### EXCERPT

____

ConocoPhillips’ Willow Proposal could cause nearly $20 billion in climate-related damage
WASHINGTON, D.C – Today, Sen. Maria Cantwell (D-WA), a senior member of the Senate Committee of Energy and Natural Resources, joined Congressional colleagues in sending a letter to President Joe Biden calling on his administration to reject ConocoPhillips’ Willow Master Development Plan (MDP), a massive 30-year oil and gas development proposal on public land in the National Petroleum Reserve-Alaska. The Administration is expected to make a decision by March 6, 2023.
“Environmental reviews need to be based on science, not political tradeoffs, otherwise they won’t withstand judicial scrutiny,” said Sen. Cantwell. “Industrialization of fragile Arctic ecosystems, like climate change, is irreversible and irresponsible to future generations. Oil companies already have record profits and access to drilling rights on millions of acres of public lands which they should be using to meet our current fossil fuel needs.”

____

### SOURCE MATERIAL
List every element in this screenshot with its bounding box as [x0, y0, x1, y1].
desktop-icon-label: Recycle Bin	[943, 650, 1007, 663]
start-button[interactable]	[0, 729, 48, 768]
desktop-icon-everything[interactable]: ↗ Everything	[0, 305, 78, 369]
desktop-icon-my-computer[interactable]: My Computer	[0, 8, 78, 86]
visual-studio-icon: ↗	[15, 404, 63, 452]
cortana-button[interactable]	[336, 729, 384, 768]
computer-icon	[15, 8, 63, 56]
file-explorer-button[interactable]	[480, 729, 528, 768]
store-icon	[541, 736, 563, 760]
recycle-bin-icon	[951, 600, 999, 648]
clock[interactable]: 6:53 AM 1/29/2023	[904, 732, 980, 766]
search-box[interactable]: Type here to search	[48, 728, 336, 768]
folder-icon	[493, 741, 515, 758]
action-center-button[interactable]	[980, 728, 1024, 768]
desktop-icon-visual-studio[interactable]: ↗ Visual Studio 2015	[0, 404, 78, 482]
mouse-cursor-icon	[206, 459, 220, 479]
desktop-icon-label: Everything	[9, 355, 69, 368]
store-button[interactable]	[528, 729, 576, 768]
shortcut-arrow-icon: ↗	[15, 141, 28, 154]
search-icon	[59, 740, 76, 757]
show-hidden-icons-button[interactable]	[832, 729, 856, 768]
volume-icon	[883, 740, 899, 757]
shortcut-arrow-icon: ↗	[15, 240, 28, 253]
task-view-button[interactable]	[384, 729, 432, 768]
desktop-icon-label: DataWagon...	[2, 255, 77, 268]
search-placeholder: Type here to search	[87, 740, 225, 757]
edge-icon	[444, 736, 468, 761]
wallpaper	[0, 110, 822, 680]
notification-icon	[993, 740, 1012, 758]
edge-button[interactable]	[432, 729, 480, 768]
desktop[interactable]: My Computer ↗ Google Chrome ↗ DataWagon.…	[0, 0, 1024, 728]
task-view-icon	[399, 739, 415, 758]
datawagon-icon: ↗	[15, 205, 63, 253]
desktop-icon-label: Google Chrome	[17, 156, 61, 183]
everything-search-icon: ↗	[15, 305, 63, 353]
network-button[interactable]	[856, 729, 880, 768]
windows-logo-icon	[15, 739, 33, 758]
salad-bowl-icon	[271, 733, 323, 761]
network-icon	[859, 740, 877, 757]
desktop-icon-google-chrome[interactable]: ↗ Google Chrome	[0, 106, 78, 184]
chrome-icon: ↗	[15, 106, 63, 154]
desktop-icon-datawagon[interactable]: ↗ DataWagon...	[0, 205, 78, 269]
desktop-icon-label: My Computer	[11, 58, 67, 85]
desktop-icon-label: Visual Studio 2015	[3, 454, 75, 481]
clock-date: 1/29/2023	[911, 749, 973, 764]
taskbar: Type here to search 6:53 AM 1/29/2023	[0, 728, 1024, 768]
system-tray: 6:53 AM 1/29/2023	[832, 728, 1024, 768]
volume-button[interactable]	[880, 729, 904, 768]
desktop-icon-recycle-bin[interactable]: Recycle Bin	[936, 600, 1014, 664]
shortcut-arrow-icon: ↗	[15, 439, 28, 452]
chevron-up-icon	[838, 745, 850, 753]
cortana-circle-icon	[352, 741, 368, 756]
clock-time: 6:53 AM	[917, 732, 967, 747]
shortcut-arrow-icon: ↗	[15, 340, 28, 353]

____

### TASK SET
(1) Reproduce the passage on the Willow proposal from "ConocoPhillips’ Willow Proposal" to "March 6, 2023.".
(2) Answer these questions from the passage on the Willow proposal.
(a) By what date is the Administration expected to make a decision?
(b) Over how many years would the proposed oil and gas development run?
(c) According to Sen. Cantwell, what should environmental reviews be based on?
None of the data is needed for this work.

### TASK-BY-TASK RESULTS
(1)
ConocoPhillips’ Willow Proposal could cause nearly $20 billion in climate-related damage
WASHINGTON, D.C – Today, Sen. Maria Cantwell (D-WA), a senior member of the Senate Committee of Energy and Natural Resources, joined Congressional colleagues in sending a letter to President Joe Biden calling on his administration to reject ConocoPhillips’ Willow Master Development Plan (MDP), a massive 30-year oil and gas development proposal on public land in the National Petroleum Reserve-Alaska. The Administration is expected to make a decision by March 6, 2023.

(2)
(a) March 6, 2023
(b) 30 years
(c) Science, not political tradeoffs